• _Directive_: Copy the lines of the data below word for word, beginning at the line that contains "staticText: 学历 bbox=[146, 644, 228, 704]" and stopping after the line that contains "staticText: 有车有楼养番狗 bbox=[363, 1932, 643, 1990]". Include both of those lines and nothing else.

─── Records for this exercise ───

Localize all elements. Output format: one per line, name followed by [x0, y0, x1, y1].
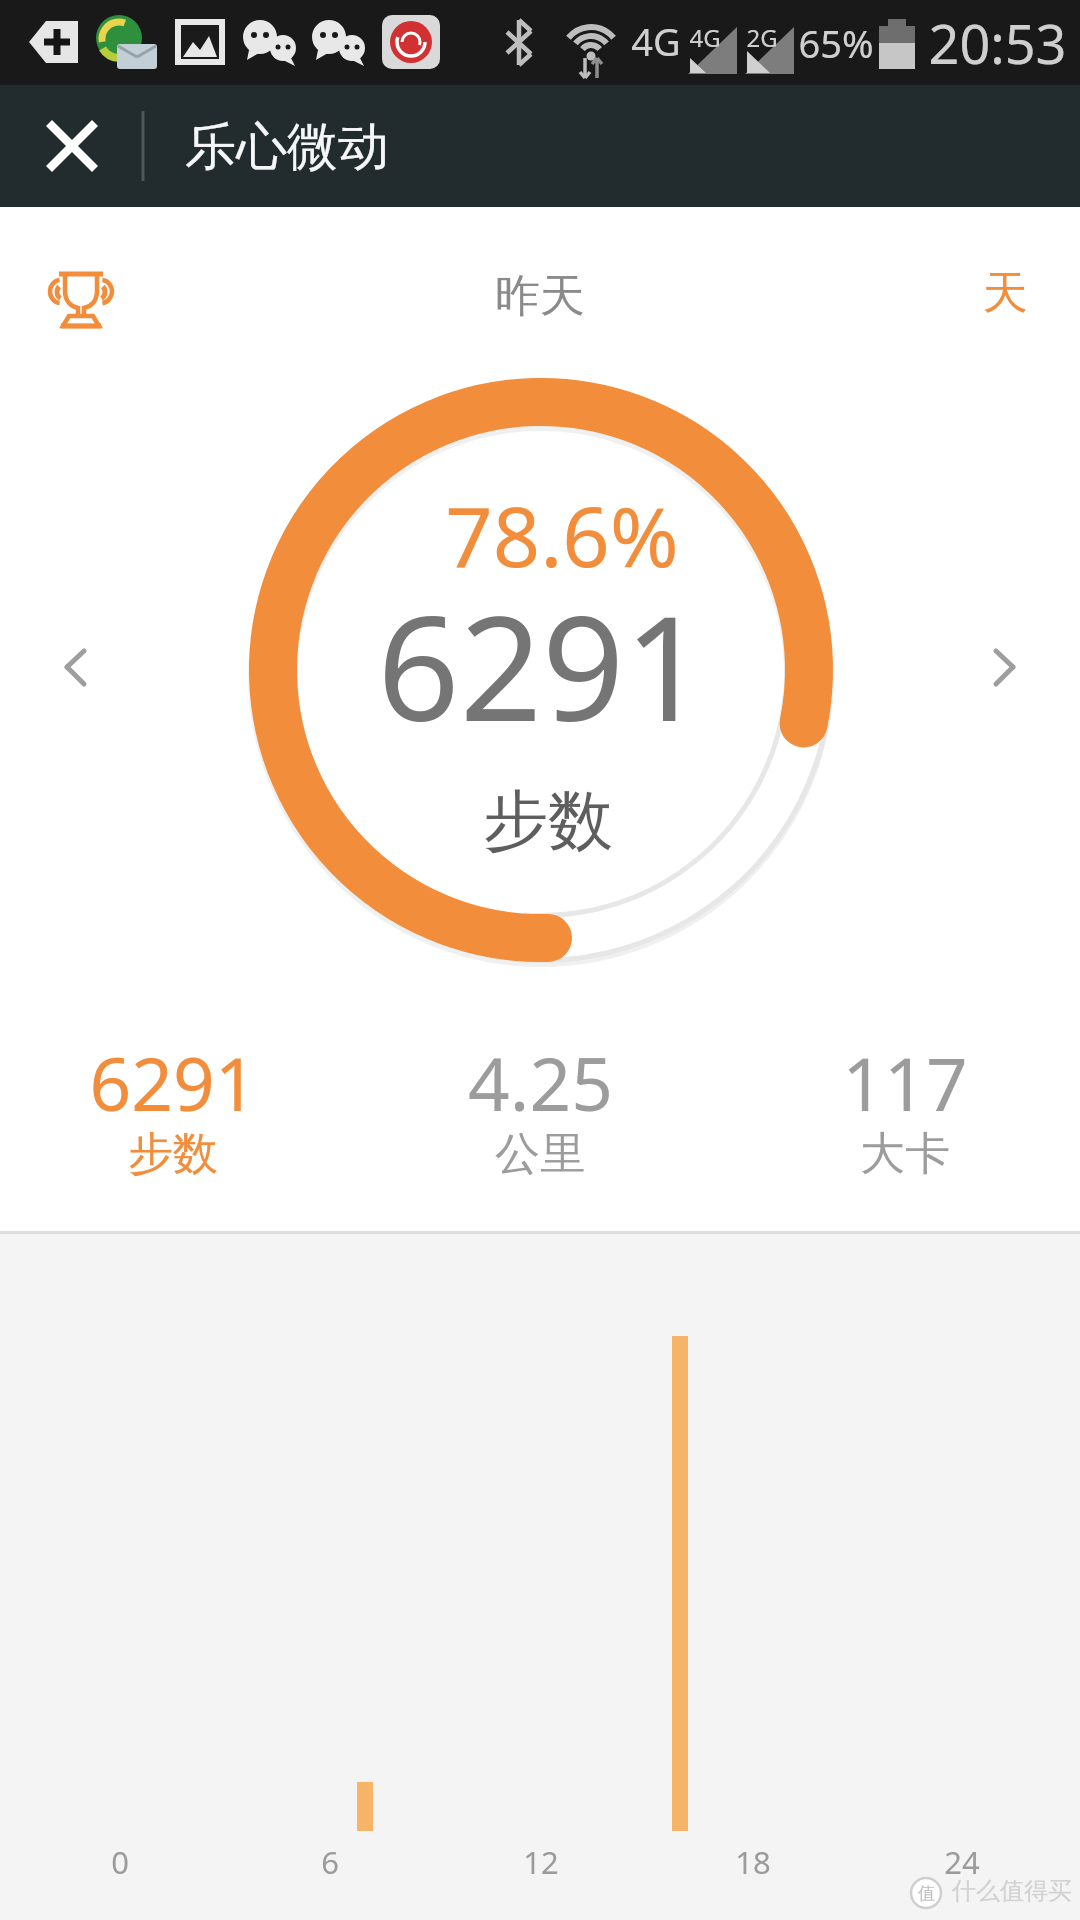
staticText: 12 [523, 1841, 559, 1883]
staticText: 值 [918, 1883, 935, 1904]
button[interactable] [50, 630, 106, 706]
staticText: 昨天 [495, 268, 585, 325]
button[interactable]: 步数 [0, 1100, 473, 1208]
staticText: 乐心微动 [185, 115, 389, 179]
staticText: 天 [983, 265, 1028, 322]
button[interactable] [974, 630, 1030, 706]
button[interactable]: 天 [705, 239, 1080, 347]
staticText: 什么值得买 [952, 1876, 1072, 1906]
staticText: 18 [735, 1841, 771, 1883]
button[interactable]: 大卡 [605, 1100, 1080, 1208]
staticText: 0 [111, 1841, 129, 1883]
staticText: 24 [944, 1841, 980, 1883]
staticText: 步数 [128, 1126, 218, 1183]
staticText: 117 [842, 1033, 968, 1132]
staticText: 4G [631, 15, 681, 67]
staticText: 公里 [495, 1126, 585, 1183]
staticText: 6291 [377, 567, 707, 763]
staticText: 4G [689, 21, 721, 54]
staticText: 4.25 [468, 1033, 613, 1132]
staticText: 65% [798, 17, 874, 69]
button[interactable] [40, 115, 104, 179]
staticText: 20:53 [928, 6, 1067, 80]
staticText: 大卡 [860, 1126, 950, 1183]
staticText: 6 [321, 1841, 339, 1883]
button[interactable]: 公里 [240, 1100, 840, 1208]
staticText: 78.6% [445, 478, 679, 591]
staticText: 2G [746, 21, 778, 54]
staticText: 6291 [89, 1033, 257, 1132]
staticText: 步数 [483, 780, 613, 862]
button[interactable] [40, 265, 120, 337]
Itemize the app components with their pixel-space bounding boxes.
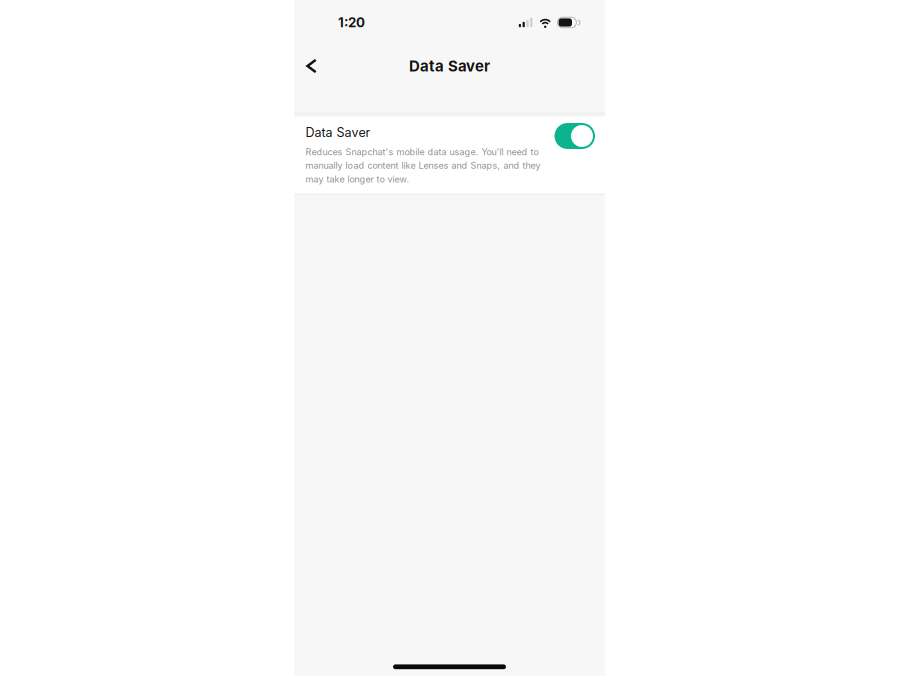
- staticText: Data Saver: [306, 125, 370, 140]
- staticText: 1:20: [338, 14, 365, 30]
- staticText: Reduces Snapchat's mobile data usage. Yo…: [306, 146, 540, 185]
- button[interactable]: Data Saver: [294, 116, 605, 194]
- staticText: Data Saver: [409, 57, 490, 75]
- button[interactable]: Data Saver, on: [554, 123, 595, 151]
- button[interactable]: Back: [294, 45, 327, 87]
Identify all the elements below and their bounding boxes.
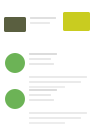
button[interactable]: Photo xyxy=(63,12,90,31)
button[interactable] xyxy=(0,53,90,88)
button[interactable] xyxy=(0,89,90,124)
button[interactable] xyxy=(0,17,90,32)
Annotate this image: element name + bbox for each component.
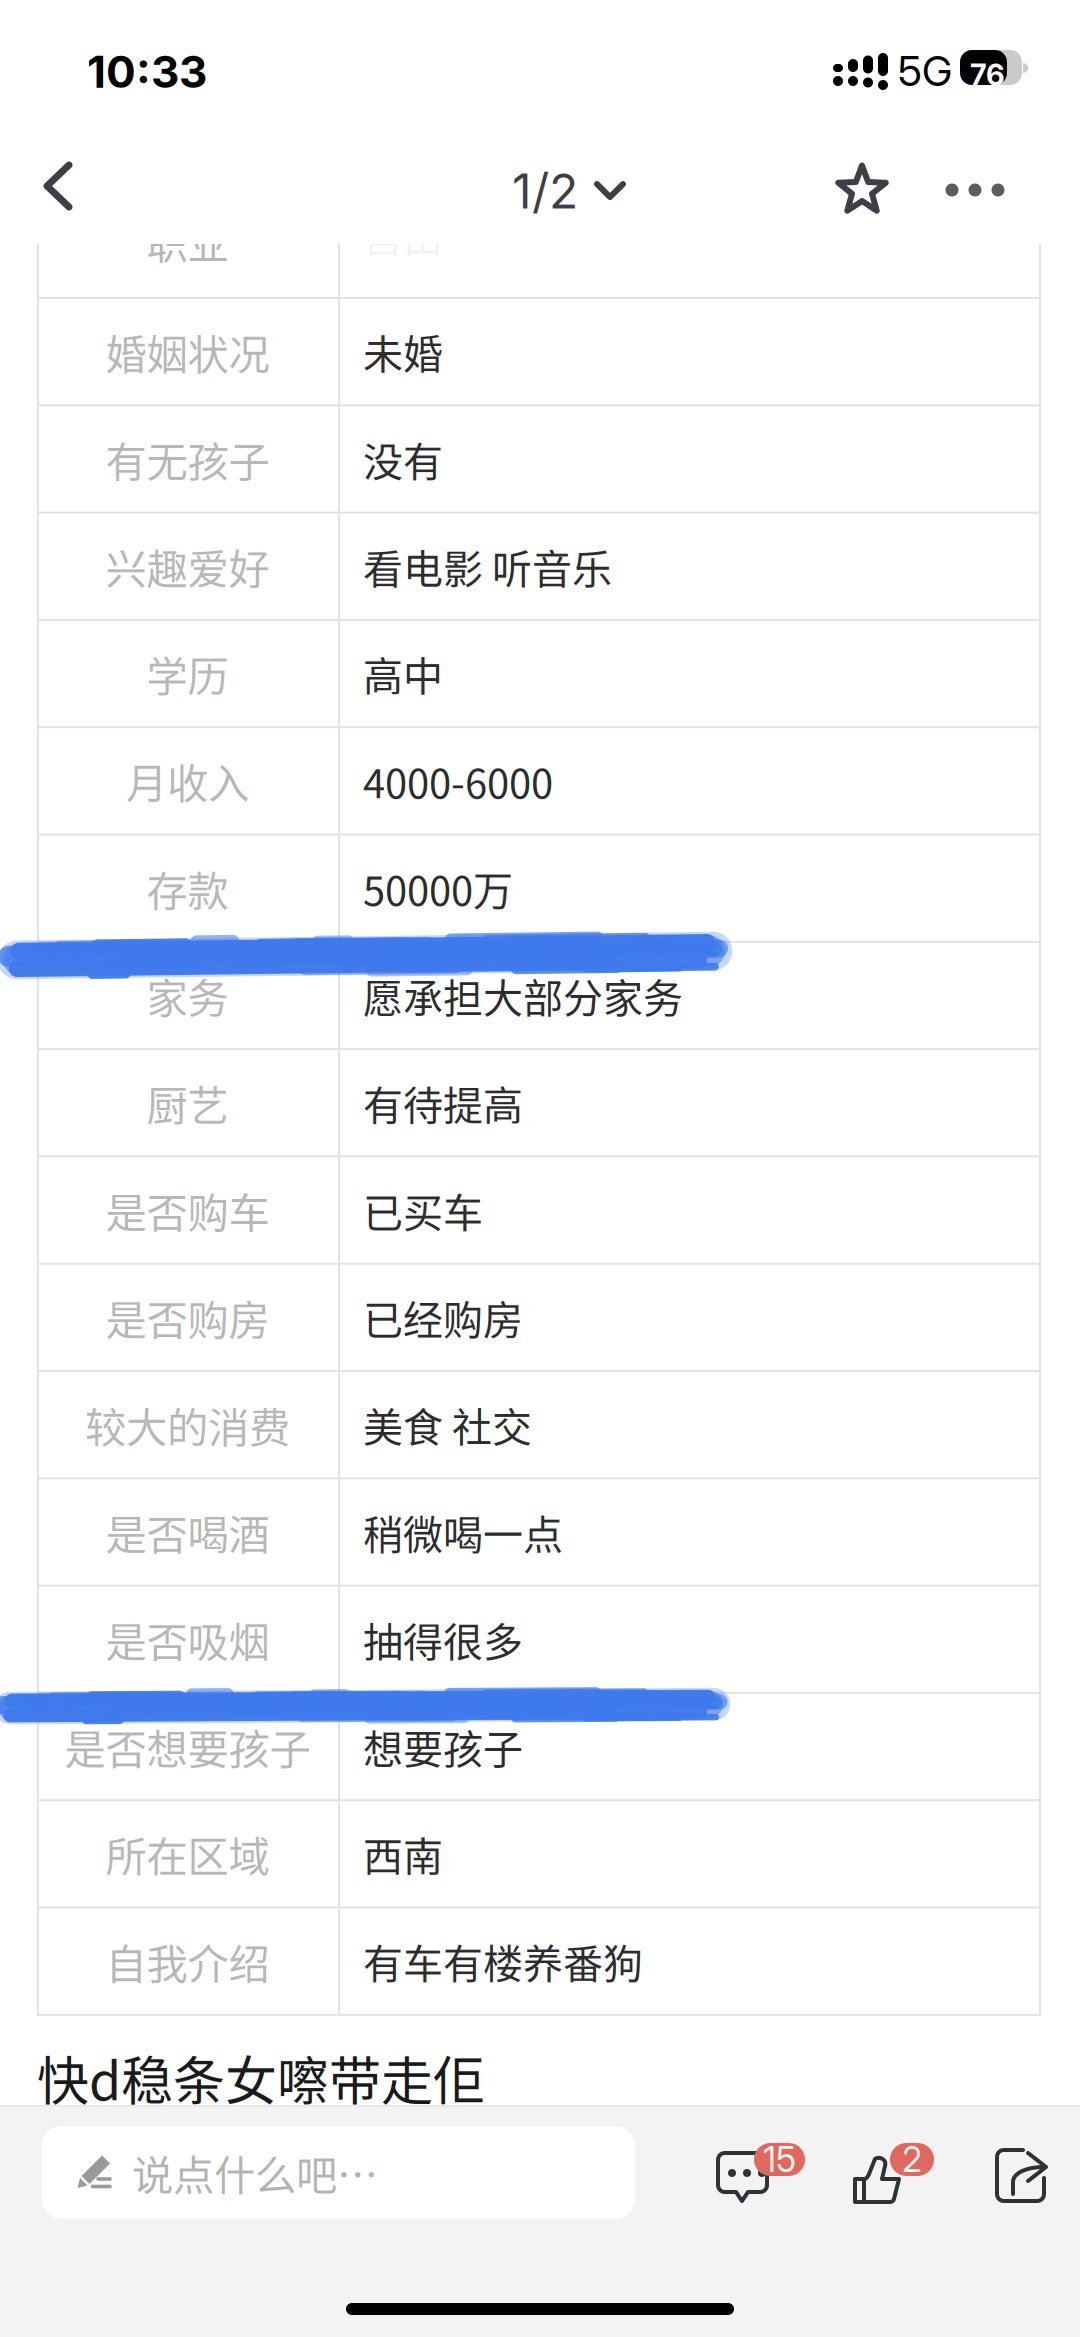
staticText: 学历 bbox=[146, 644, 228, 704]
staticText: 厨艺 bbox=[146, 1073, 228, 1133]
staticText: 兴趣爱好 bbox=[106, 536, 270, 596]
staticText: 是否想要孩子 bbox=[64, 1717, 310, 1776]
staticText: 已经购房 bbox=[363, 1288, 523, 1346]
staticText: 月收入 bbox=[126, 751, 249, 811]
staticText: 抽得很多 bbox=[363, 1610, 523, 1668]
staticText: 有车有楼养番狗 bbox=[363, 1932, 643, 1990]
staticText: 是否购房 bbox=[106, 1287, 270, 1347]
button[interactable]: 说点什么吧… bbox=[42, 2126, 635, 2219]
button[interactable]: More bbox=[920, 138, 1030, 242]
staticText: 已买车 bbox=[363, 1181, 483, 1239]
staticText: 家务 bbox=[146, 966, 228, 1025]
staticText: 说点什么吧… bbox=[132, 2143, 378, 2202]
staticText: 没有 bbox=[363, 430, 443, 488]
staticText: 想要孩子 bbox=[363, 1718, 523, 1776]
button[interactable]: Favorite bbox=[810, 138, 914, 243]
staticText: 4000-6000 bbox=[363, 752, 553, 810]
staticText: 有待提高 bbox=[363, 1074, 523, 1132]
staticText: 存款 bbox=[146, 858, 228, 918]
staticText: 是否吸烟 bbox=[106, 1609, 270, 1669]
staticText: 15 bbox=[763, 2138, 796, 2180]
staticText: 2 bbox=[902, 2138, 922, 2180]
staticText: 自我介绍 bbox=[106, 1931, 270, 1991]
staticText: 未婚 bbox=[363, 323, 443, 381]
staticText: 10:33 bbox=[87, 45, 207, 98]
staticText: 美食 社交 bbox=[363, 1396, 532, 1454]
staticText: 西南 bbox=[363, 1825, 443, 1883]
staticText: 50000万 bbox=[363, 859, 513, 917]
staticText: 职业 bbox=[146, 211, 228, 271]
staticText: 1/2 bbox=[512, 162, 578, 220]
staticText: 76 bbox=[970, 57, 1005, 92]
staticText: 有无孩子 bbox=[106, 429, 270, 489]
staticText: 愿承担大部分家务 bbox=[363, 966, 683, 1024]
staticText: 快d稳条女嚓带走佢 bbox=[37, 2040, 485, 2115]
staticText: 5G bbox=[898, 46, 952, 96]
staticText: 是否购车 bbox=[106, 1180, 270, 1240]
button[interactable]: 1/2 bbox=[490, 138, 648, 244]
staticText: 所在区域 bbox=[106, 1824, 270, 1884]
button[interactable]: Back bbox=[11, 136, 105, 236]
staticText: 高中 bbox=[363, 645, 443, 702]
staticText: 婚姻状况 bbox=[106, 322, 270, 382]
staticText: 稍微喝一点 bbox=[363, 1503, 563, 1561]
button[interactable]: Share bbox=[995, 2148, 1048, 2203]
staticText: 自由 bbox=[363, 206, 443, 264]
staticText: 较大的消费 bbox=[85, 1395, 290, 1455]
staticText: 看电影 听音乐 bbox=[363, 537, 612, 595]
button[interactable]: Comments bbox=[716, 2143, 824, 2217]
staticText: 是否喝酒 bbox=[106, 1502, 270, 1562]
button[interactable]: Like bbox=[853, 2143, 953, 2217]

───

• _Answer for this exercise_:
staticText: 学历 bbox=[146, 644, 228, 704]
staticText: 厨艺 bbox=[146, 1073, 228, 1133]
staticText: 兴趣爱好 bbox=[106, 536, 270, 596]
staticText: 是否想要孩子 bbox=[64, 1717, 310, 1776]
staticText: 已经购房 bbox=[363, 1288, 523, 1346]
staticText: 月收入 bbox=[126, 751, 249, 811]
staticText: 抽得很多 bbox=[363, 1610, 523, 1668]
staticText: 有车有楼养番狗 bbox=[363, 1932, 643, 1990]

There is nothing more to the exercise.